_Document:_

Some languages do have very free syntax even without case marking (and with very weak other strategies of disambiguating) - a language can rely fairly well on things like the meaning of a verb (a clause along the line of 'a taxman stole the bike' is quite unlikely to, in any serious setting, have the bike stealing the taxman - and many languages simply just use this knowledge.)
Cases don't really offer much different from what adpositions offer, except maybe the option of introducing congruence (but e.g. many Russian verbs with prefixes have something along the lines of adpositional congruence with the verb). Congruence of course increases the amount of redundance, which is useful. (Or else languages probably wouldn't have systematic ways of encoding redundant bits of information every here and there). Most Biblical Hebrew prepositions don't differ much from case, in that they affix to the noun.
Cases likewise lack the option of using a case marker intransitively (unless you use some kind of dummy pronoun or whatever to carry intransitive case). Of course, not all grammarians recognize the term "intransitive adposition", but I think the term makes sense. Read
http://www.abc.net.au/radionational/pro ... on/3521076 - although one can disagree on whether what he found properly is an intransitive adposition (or something more like an omitted adposition), the idea of calling adpositions without explicit objects intransitive makes a great deal of sense. Such do lend the language a new dimension of reuse.

_Instructions for the task:_
Answer these from the text on cases and adpositions, one per line:
1. What example clause shows how a verb's meaning can make word roles clear?
2. In which language do most prepositions affix to the noun?
3. What option does the text say cases lack?

_Dataset excerpt:_

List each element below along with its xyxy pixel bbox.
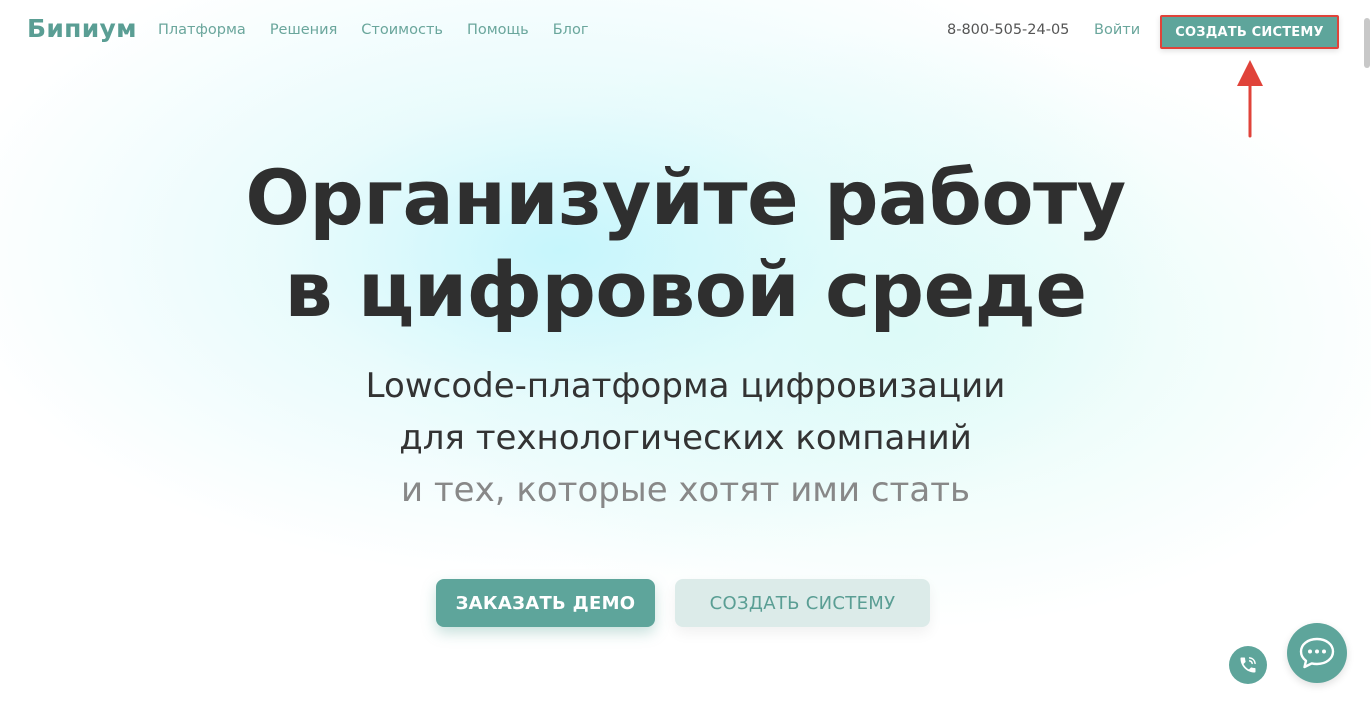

_Answer to this task:_
1. 'a taxman stole the bike'
2. Biblical Hebrew
3. Using a case marker intransitively (unless a dummy pronoun or something similar carries the intransitive case)